What you will do: In the records below, swap each "color-scale-band" for "colorbar-segment" and leave everything else unchanged.

Items from a data source:
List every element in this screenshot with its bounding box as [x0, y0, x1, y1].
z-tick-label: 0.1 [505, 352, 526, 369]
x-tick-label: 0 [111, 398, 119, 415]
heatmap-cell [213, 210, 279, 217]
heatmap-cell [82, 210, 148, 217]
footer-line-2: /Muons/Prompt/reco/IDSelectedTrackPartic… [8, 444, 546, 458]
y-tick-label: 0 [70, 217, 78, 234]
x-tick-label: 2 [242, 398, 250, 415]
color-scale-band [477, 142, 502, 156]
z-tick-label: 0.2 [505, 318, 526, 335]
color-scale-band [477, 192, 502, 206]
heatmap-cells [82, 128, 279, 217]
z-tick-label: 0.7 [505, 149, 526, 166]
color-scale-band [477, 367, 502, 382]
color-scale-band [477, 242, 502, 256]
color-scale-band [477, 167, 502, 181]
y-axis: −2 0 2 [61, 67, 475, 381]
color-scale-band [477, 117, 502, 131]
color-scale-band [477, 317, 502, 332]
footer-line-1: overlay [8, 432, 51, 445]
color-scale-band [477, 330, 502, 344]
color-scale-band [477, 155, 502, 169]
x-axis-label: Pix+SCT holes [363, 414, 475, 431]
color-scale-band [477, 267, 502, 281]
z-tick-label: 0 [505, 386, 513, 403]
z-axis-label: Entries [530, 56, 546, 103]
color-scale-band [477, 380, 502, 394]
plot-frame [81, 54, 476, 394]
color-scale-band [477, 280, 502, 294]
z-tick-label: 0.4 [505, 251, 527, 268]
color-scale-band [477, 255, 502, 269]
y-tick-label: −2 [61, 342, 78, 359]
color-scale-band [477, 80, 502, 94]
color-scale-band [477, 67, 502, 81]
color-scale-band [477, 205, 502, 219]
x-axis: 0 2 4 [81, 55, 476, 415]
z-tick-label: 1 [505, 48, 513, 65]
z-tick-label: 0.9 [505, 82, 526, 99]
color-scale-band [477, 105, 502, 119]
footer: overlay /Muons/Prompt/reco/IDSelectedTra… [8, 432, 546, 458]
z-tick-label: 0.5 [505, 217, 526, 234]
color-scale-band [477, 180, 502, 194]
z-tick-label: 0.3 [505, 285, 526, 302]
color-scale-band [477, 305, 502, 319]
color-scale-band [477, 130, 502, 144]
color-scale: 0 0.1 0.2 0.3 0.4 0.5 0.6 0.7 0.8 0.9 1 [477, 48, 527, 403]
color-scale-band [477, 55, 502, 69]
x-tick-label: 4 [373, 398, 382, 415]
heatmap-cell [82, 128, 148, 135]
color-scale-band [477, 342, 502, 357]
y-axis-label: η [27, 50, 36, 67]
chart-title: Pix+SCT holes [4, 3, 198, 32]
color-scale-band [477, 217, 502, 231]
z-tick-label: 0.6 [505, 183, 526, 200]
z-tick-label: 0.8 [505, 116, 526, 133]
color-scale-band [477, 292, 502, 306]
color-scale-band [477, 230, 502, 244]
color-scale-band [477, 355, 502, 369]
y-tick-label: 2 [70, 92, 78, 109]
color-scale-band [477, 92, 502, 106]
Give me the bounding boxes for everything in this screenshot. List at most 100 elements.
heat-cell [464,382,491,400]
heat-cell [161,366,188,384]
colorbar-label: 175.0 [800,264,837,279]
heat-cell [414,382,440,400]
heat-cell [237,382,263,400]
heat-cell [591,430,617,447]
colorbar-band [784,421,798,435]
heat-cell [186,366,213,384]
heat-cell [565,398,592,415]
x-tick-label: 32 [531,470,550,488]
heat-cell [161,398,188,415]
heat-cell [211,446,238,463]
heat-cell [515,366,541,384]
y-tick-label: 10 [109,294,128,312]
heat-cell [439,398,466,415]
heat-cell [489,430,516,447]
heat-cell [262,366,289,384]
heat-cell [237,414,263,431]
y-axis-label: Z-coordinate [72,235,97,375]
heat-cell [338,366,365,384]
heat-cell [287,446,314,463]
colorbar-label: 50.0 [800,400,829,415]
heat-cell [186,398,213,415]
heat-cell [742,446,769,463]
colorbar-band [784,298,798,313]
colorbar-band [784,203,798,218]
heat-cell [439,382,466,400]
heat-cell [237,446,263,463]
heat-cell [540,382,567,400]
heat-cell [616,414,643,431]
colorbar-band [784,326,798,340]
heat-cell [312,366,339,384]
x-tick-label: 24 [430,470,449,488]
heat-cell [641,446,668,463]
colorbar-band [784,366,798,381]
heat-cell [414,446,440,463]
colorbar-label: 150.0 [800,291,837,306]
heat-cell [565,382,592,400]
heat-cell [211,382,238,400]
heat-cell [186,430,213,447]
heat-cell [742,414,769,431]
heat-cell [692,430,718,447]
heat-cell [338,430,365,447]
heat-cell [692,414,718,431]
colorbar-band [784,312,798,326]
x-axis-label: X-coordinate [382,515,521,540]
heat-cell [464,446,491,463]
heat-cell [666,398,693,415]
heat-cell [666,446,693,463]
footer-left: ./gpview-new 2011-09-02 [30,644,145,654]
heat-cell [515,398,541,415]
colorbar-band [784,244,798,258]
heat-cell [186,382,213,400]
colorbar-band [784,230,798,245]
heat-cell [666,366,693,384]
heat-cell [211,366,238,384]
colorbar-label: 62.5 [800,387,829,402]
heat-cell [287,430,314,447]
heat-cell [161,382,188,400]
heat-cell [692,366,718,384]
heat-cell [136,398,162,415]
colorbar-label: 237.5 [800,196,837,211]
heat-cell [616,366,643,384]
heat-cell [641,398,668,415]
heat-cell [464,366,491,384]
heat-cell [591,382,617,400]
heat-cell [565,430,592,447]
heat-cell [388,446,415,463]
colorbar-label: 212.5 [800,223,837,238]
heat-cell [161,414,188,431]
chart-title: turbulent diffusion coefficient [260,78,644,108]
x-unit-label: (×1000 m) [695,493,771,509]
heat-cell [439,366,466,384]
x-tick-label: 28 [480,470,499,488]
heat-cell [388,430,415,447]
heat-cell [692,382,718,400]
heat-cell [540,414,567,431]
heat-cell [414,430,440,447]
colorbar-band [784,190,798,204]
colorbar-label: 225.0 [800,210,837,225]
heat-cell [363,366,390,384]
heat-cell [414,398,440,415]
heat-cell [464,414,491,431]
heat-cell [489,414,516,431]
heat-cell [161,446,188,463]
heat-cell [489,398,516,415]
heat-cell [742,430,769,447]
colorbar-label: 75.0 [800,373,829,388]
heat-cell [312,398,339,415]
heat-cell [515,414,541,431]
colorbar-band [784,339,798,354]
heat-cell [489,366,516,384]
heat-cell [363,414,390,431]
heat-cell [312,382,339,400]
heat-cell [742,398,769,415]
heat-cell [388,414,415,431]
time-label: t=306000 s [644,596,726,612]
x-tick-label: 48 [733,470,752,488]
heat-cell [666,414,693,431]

Written response:
List every element in this screenshot with its bounding box as [x0, y0, x1, y1].
z-tick-label: 0.1 [505, 352, 526, 369]
x-tick-label: 0 [111, 398, 119, 415]
heatmap-cell [213, 210, 279, 217]
heatmap-cell [82, 210, 148, 217]
footer-line-2: /Muons/Prompt/reco/IDSelectedTrackPartic… [8, 444, 546, 458]
y-tick-label: 0 [70, 217, 78, 234]
x-tick-label: 2 [242, 398, 250, 415]
colorbar-segment [477, 142, 502, 156]
z-tick-label: 0.2 [505, 318, 526, 335]
colorbar-segment [477, 192, 502, 206]
heatmap-cells [82, 128, 279, 217]
z-tick-label: 0.7 [505, 149, 526, 166]
colorbar-segment [477, 367, 502, 382]
colorbar-segment [477, 242, 502, 256]
colorbar-segment [477, 167, 502, 181]
y-axis: −2 0 2 [61, 67, 475, 381]
colorbar-segment [477, 117, 502, 131]
colorbar-segment [477, 317, 502, 332]
footer-line-1: overlay [8, 432, 51, 445]
colorbar-segment [477, 330, 502, 344]
colorbar-segment [477, 155, 502, 169]
x-axis-label: Pix+SCT holes [363, 414, 475, 431]
colorbar-segment [477, 267, 502, 281]
z-tick-label: 0 [505, 386, 513, 403]
z-axis-label: Entries [530, 56, 546, 103]
colorbar-segment [477, 380, 502, 394]
plot-frame [81, 54, 476, 394]
colorbar-segment [477, 280, 502, 294]
z-tick-label: 0.4 [505, 251, 527, 268]
colorbar-segment [477, 255, 502, 269]
y-tick-label: −2 [61, 342, 78, 359]
colorbar-segment [477, 80, 502, 94]
colorbar-segment [477, 67, 502, 81]
colorbar-segment [477, 205, 502, 219]
x-axis: 0 2 4 [81, 55, 476, 415]
z-tick-label: 1 [505, 48, 513, 65]
z-tick-label: 0.9 [505, 82, 526, 99]
colorbar-segment [477, 105, 502, 119]
footer: overlay /Muons/Prompt/reco/IDSelectedTra… [8, 432, 546, 458]
z-tick-label: 0.5 [505, 217, 526, 234]
colorbar-segment [477, 180, 502, 194]
z-tick-label: 0.3 [505, 285, 526, 302]
colorbar-segment [477, 305, 502, 319]
colorbar-segment [477, 130, 502, 144]
color-scale: 0 0.1 0.2 0.3 0.4 0.5 0.6 0.7 0.8 0.9 1 [477, 48, 527, 403]
colorbar-segment [477, 55, 502, 69]
x-tick-label: 4 [373, 398, 382, 415]
heatmap-cell [82, 128, 148, 135]
colorbar-segment [477, 342, 502, 357]
y-axis-label: η [27, 50, 36, 67]
chart-title: Pix+SCT holes [4, 3, 198, 32]
colorbar-segment [477, 217, 502, 231]
z-tick-label: 0.6 [505, 183, 526, 200]
z-tick-label: 0.8 [505, 116, 526, 133]
colorbar-segment [477, 292, 502, 306]
colorbar-segment [477, 230, 502, 244]
colorbar-segment [477, 355, 502, 369]
y-tick-label: 2 [70, 92, 78, 109]
colorbar-segment [477, 92, 502, 106]
Give me the bounding boxes for everything in this screenshot. List at most 100 elements.
heat-cell [464,382,491,400]
heat-cell [161,366,188,384]
colorbar-label: 175.0 [800,264,837,279]
heat-cell [414,382,440,400]
heat-cell [237,382,263,400]
heat-cell [591,430,617,447]
colorbar-band [784,421,798,435]
heat-cell [186,366,213,384]
heat-cell [565,398,592,415]
x-tick-label: 32 [531,470,550,488]
heat-cell [161,398,188,415]
heat-cell [211,446,238,463]
heat-cell [515,366,541,384]
y-tick-label: 10 [109,294,128,312]
heat-cell [439,398,466,415]
heat-cell [489,430,516,447]
heat-cell [262,366,289,384]
heat-cell [237,414,263,431]
y-axis-label: Z-coordinate [72,235,97,375]
heat-cell [338,366,365,384]
heat-cell [287,446,314,463]
colorbar-label: 50.0 [800,400,829,415]
heat-cell [186,398,213,415]
heat-cell [742,446,769,463]
colorbar-band [784,298,798,313]
colorbar-band [784,203,798,218]
heat-cell [439,382,466,400]
heat-cell [237,446,263,463]
heat-cell [540,382,567,400]
heat-cell [616,414,643,431]
colorbar-band [784,326,798,340]
heat-cell [312,366,339,384]
x-tick-label: 24 [430,470,449,488]
heat-cell [641,446,668,463]
colorbar-band [784,366,798,381]
heat-cell [414,446,440,463]
colorbar-label: 150.0 [800,291,837,306]
heat-cell [565,382,592,400]
heat-cell [211,382,238,400]
heat-cell [186,430,213,447]
heat-cell [742,414,769,431]
heat-cell [692,430,718,447]
heat-cell [338,430,365,447]
heat-cell [692,414,718,431]
colorbar-band [784,312,798,326]
x-axis-label: X-coordinate [382,515,521,540]
heat-cell [464,446,491,463]
heat-cell [666,398,693,415]
heat-cell [666,446,693,463]
footer-left: ./gpview-new 2011-09-02 [30,644,145,654]
heat-cell [515,398,541,415]
colorbar-band [784,244,798,258]
heat-cell [186,382,213,400]
colorbar-band [784,230,798,245]
heat-cell [666,366,693,384]
heat-cell [211,366,238,384]
colorbar-label: 62.5 [800,387,829,402]
heat-cell [287,430,314,447]
heat-cell [161,382,188,400]
heat-cell [692,366,718,384]
heat-cell [136,398,162,415]
colorbar-label: 237.5 [800,196,837,211]
heat-cell [616,366,643,384]
heat-cell [641,398,668,415]
heat-cell [464,366,491,384]
heat-cell [591,382,617,400]
heat-cell [565,430,592,447]
heat-cell [388,446,415,463]
colorbar-label: 212.5 [800,223,837,238]
heat-cell [161,414,188,431]
chart-title: turbulent diffusion coefficient [260,78,644,108]
x-unit-label: (×1000 m) [695,493,771,509]
heat-cell [439,366,466,384]
x-tick-label: 28 [480,470,499,488]
heat-cell [388,430,415,447]
heat-cell [692,382,718,400]
heat-cell [540,414,567,431]
heat-cell [414,430,440,447]
colorbar-band [784,190,798,204]
colorbar-label: 225.0 [800,210,837,225]
heat-cell [363,366,390,384]
heat-cell [414,398,440,415]
heat-cell [464,414,491,431]
heat-cell [489,414,516,431]
heat-cell [161,446,188,463]
heat-cell [489,398,516,415]
heat-cell [742,430,769,447]
colorbar-label: 75.0 [800,373,829,388]
heat-cell [312,398,339,415]
heat-cell [515,414,541,431]
colorbar-band [784,339,798,354]
heat-cell [489,366,516,384]
heat-cell [363,414,390,431]
heat-cell [312,382,339,400]
heat-cell [742,398,769,415]
heat-cell [388,414,415,431]
time-label: t=306000 s [644,596,726,612]
x-tick-label: 48 [733,470,752,488]
heat-cell [666,414,693,431]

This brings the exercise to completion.